— START Materials provided —

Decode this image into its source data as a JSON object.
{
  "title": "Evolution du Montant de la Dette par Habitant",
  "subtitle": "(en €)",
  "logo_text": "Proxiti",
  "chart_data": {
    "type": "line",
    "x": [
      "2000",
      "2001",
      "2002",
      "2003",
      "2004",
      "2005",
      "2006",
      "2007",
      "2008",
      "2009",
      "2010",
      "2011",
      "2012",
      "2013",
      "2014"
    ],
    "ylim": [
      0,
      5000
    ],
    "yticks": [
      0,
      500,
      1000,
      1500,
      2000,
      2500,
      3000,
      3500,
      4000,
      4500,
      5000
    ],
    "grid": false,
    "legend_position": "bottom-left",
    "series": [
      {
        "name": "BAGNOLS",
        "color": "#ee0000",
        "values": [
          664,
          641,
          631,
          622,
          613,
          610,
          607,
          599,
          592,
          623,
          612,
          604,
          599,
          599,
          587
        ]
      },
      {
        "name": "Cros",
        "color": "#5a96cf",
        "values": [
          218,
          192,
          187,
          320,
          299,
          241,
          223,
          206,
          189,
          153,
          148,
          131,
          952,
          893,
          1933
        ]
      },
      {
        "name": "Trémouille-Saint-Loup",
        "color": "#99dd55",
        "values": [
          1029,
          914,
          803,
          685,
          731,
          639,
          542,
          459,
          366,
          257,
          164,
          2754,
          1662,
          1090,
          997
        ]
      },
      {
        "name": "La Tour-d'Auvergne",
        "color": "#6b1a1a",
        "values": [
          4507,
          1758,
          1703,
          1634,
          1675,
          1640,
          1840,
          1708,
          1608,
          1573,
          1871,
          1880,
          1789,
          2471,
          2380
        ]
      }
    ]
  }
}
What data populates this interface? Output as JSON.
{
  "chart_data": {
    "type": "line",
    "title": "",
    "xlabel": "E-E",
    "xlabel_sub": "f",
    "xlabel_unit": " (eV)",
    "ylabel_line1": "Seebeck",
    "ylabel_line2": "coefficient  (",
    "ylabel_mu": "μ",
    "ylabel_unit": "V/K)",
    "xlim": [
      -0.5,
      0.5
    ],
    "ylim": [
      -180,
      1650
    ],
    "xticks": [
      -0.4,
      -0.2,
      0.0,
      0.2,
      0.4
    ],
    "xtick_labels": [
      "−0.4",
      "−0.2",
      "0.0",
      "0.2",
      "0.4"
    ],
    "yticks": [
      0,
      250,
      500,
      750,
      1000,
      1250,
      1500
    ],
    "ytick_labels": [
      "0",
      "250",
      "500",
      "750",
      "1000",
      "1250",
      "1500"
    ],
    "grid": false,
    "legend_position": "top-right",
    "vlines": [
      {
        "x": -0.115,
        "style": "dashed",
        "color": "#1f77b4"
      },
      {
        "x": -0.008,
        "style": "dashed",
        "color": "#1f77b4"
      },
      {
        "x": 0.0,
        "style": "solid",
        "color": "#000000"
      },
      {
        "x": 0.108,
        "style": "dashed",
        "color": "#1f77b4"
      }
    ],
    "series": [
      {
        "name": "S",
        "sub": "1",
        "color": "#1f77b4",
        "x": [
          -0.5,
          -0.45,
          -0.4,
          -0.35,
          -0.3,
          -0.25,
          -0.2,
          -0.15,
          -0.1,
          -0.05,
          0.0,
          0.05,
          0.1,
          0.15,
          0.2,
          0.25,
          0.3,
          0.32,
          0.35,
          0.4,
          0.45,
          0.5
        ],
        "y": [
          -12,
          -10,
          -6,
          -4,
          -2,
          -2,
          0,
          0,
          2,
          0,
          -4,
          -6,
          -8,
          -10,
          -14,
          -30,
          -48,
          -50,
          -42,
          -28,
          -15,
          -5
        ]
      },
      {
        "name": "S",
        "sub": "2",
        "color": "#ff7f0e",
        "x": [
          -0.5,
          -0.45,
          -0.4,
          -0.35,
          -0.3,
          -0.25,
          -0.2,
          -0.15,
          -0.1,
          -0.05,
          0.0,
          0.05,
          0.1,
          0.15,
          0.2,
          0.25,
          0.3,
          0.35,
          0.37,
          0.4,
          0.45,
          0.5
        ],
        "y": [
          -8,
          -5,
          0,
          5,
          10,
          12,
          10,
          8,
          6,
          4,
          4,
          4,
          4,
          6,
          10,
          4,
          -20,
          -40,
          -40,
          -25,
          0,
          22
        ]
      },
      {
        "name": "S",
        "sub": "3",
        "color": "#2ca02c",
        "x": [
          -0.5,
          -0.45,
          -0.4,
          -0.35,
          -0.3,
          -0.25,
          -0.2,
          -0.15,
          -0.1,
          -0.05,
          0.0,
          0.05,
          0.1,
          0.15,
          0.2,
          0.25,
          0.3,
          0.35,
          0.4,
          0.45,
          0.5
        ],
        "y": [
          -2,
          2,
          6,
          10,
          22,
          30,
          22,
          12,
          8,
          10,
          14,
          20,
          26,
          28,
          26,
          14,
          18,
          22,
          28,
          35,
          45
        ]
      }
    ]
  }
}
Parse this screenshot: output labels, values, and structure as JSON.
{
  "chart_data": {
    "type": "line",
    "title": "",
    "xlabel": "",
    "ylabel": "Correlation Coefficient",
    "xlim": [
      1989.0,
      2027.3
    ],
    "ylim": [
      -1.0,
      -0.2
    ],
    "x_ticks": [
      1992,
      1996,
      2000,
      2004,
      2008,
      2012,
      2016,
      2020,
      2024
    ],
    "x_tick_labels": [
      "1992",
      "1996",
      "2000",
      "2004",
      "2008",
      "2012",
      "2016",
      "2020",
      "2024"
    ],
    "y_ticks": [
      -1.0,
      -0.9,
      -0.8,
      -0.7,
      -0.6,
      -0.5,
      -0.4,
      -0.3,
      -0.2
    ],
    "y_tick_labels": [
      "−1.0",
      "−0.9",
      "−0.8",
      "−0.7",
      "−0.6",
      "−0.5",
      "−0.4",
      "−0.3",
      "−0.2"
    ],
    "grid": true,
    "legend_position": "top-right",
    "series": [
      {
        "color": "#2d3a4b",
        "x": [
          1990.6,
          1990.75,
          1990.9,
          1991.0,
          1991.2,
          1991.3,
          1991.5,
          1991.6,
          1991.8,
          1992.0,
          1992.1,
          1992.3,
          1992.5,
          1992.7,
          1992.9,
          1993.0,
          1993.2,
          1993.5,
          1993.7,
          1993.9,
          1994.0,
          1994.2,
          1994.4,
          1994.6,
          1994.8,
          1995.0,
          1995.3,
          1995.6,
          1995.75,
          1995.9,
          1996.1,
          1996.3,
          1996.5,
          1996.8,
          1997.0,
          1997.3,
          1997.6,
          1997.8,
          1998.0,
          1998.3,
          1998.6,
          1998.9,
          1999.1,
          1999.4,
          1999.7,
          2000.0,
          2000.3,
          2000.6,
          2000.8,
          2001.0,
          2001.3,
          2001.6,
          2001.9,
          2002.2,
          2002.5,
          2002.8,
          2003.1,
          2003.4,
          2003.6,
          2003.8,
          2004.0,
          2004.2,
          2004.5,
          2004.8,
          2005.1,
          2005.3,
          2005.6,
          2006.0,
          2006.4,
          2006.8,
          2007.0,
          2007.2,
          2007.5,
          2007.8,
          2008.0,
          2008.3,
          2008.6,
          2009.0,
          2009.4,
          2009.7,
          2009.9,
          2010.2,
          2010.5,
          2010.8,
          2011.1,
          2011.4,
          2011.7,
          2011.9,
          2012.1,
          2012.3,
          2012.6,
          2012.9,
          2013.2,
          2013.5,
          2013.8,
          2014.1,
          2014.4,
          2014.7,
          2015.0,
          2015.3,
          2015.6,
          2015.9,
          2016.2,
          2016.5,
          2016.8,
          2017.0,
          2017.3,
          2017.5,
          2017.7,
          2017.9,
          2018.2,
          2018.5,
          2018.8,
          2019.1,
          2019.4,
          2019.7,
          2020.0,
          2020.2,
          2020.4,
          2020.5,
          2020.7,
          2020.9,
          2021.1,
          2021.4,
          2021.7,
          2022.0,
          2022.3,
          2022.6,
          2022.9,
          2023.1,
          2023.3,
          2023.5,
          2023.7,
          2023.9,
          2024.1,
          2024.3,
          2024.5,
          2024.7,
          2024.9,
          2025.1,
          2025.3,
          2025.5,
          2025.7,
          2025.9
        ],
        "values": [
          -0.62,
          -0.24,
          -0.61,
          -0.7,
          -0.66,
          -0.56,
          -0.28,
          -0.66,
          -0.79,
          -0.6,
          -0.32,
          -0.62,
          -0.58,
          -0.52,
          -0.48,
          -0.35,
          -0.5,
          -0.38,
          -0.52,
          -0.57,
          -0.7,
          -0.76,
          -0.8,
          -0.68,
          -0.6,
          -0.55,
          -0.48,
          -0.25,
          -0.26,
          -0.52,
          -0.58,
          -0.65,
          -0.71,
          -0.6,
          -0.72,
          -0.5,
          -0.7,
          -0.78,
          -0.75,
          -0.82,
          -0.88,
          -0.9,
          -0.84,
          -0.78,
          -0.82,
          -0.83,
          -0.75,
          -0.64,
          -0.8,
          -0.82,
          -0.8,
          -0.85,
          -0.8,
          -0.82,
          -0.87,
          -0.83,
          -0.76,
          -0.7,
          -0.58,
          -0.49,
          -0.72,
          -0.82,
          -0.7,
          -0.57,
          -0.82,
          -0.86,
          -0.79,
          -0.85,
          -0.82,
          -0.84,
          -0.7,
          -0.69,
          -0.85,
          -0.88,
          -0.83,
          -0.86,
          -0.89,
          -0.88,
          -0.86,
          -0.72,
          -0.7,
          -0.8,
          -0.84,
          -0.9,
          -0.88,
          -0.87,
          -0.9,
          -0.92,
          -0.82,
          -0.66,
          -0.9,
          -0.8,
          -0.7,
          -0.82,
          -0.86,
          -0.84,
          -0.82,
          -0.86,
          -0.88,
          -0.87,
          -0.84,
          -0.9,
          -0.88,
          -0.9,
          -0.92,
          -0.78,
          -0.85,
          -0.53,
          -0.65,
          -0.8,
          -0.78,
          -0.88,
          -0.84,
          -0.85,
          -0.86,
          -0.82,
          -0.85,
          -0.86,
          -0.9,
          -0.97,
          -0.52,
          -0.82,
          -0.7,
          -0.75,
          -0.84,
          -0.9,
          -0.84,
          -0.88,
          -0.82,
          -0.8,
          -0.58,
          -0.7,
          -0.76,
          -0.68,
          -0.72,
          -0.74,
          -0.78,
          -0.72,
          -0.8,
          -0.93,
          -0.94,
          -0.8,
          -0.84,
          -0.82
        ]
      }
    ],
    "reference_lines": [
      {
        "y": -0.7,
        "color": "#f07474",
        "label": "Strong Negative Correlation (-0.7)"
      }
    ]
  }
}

— END Materials provided —

**What the task asks**
Find the word "JSON" and list each line it appears in.

**Expected output**
Decode this image into its source data as a JSON object.
What data populates this interface? Output as JSON.
Parse this screenshot: output labels, values, and structure as JSON.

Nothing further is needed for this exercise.